How many of the lines here include "compression"? Answer with a single number.
──────
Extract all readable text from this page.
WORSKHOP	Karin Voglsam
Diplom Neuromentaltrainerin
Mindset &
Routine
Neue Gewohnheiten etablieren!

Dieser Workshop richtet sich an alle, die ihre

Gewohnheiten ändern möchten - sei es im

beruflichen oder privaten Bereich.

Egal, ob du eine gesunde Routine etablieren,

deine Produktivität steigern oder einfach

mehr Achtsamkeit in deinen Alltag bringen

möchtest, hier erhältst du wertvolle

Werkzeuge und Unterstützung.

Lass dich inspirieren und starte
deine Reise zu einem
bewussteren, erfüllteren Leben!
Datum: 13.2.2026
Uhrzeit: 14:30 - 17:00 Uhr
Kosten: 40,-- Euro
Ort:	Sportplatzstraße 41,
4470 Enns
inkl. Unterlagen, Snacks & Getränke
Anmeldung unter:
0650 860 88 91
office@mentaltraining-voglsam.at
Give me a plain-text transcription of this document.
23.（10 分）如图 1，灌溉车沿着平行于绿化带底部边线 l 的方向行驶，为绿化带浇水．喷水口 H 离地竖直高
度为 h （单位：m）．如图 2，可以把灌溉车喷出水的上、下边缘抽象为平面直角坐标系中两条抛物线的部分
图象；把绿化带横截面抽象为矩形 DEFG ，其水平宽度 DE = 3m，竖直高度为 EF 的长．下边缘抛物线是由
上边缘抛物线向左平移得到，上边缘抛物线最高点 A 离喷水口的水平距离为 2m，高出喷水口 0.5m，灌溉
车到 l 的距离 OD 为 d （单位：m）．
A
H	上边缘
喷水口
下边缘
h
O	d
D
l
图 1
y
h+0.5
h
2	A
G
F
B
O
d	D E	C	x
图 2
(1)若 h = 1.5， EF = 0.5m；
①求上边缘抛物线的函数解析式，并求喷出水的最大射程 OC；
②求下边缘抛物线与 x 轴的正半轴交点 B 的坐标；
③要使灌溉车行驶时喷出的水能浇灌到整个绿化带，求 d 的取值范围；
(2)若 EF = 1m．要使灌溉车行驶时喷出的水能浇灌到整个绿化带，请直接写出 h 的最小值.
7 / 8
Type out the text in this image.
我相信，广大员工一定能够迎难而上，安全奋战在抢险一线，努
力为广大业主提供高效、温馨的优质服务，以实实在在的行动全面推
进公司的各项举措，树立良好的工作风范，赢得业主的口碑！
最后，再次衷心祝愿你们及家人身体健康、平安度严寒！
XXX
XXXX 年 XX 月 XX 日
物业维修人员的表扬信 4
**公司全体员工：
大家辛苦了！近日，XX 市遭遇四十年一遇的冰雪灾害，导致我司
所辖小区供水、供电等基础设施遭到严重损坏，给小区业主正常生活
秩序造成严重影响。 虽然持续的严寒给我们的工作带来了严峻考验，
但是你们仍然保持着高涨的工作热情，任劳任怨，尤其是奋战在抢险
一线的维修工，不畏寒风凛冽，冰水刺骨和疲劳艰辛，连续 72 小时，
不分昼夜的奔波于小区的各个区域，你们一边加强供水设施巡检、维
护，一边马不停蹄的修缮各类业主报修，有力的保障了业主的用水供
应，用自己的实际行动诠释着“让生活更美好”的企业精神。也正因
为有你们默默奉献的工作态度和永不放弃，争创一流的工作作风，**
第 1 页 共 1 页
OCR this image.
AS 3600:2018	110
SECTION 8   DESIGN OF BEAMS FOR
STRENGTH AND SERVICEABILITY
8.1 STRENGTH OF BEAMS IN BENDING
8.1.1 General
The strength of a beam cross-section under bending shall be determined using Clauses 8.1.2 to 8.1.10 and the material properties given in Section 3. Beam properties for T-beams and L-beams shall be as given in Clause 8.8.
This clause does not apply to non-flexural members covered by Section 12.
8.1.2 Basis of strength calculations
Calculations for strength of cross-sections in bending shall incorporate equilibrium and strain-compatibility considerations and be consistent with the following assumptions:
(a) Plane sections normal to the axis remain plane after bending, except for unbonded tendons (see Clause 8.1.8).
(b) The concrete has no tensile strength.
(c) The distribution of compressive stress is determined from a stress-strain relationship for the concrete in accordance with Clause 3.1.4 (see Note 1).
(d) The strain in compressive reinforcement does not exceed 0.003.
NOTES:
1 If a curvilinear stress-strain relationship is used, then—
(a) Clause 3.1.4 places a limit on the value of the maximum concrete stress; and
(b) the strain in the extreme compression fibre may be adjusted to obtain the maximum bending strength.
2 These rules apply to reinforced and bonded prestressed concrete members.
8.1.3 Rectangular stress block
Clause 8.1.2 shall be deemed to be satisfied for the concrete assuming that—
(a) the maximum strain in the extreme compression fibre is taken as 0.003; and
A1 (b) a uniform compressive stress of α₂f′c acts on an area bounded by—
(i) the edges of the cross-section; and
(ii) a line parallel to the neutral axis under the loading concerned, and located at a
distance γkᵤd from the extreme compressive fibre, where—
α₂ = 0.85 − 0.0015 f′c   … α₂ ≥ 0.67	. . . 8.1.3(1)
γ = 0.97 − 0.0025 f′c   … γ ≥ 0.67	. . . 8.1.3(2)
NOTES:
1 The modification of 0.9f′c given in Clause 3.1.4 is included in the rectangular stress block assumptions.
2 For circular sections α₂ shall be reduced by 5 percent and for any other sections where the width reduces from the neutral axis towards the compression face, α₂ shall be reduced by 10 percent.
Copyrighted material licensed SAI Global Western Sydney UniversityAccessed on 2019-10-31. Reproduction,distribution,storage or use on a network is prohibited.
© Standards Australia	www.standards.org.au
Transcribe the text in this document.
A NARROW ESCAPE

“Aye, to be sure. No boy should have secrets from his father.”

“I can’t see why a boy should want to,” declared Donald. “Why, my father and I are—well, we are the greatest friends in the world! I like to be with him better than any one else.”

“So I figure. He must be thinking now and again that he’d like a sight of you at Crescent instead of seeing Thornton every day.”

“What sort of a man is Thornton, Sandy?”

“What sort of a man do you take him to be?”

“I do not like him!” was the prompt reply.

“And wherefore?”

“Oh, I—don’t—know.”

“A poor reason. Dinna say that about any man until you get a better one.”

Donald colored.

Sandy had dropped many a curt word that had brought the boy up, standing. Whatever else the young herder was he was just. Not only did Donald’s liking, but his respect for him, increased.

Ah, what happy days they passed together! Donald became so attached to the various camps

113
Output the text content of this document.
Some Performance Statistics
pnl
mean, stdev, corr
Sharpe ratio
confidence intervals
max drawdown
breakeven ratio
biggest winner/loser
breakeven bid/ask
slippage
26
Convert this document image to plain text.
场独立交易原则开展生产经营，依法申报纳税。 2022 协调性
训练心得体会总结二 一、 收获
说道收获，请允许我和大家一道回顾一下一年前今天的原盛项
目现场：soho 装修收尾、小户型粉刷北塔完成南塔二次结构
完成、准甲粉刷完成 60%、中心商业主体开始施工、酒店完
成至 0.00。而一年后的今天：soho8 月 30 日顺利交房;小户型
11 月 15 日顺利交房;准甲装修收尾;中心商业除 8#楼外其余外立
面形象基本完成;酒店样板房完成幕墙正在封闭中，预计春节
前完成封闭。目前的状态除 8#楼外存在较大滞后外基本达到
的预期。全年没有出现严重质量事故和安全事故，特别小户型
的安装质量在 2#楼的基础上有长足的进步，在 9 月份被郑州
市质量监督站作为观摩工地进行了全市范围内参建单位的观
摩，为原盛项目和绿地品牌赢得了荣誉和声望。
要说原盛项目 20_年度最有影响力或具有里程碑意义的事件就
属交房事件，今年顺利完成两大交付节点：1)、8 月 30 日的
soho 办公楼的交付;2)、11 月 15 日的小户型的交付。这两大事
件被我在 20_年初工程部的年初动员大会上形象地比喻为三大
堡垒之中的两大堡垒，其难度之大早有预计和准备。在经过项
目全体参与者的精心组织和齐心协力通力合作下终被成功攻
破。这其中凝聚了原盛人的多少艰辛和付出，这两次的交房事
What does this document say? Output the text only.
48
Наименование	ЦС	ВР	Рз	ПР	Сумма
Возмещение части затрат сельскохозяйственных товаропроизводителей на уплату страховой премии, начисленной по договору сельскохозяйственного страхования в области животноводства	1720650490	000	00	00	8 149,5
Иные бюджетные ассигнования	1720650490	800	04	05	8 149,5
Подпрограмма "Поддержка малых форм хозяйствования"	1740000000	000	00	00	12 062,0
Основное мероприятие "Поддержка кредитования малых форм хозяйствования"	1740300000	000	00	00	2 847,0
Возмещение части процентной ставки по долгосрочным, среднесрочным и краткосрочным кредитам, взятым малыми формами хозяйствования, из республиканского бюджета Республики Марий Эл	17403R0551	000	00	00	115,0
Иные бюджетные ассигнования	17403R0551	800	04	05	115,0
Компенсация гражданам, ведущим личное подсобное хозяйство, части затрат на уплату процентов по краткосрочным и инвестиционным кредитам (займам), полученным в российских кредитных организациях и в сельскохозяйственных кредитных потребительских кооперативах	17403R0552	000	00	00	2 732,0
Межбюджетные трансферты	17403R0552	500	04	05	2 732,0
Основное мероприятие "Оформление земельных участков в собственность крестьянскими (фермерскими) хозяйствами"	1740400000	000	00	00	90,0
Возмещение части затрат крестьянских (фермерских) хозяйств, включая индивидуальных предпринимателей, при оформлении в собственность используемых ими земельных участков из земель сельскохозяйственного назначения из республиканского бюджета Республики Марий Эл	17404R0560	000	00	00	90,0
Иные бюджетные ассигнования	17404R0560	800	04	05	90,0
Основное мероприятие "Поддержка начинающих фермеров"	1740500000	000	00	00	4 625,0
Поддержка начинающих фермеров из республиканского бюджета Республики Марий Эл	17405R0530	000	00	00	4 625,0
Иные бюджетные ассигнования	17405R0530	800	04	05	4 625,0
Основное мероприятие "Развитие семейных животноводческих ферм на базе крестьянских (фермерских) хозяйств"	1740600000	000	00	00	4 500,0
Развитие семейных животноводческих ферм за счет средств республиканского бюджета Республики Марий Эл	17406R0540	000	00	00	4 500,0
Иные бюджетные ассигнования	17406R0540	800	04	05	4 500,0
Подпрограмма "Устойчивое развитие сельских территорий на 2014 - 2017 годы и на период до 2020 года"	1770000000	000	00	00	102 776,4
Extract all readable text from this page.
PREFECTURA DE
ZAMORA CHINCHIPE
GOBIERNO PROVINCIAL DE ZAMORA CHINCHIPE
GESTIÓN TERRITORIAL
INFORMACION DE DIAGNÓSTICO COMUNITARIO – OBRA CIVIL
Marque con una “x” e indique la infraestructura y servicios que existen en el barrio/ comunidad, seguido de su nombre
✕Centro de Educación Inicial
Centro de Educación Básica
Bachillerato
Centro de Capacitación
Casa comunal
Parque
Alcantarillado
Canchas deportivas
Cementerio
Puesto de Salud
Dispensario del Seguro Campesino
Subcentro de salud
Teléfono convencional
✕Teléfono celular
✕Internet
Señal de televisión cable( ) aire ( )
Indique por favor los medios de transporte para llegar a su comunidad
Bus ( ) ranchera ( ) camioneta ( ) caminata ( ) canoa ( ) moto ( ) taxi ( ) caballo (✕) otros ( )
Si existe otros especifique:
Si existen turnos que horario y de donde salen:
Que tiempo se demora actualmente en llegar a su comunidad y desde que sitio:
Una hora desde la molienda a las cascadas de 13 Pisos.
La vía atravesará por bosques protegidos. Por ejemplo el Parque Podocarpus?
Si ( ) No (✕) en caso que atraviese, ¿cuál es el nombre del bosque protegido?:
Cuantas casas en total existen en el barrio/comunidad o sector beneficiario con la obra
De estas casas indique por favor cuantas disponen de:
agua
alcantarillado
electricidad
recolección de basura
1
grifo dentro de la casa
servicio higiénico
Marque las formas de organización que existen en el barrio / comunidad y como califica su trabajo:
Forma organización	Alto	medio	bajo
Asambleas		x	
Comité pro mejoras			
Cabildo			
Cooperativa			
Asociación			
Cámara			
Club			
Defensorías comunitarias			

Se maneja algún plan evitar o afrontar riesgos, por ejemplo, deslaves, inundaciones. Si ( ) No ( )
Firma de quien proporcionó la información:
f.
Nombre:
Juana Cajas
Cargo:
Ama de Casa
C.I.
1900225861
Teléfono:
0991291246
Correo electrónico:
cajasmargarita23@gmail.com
──────
Complete response
3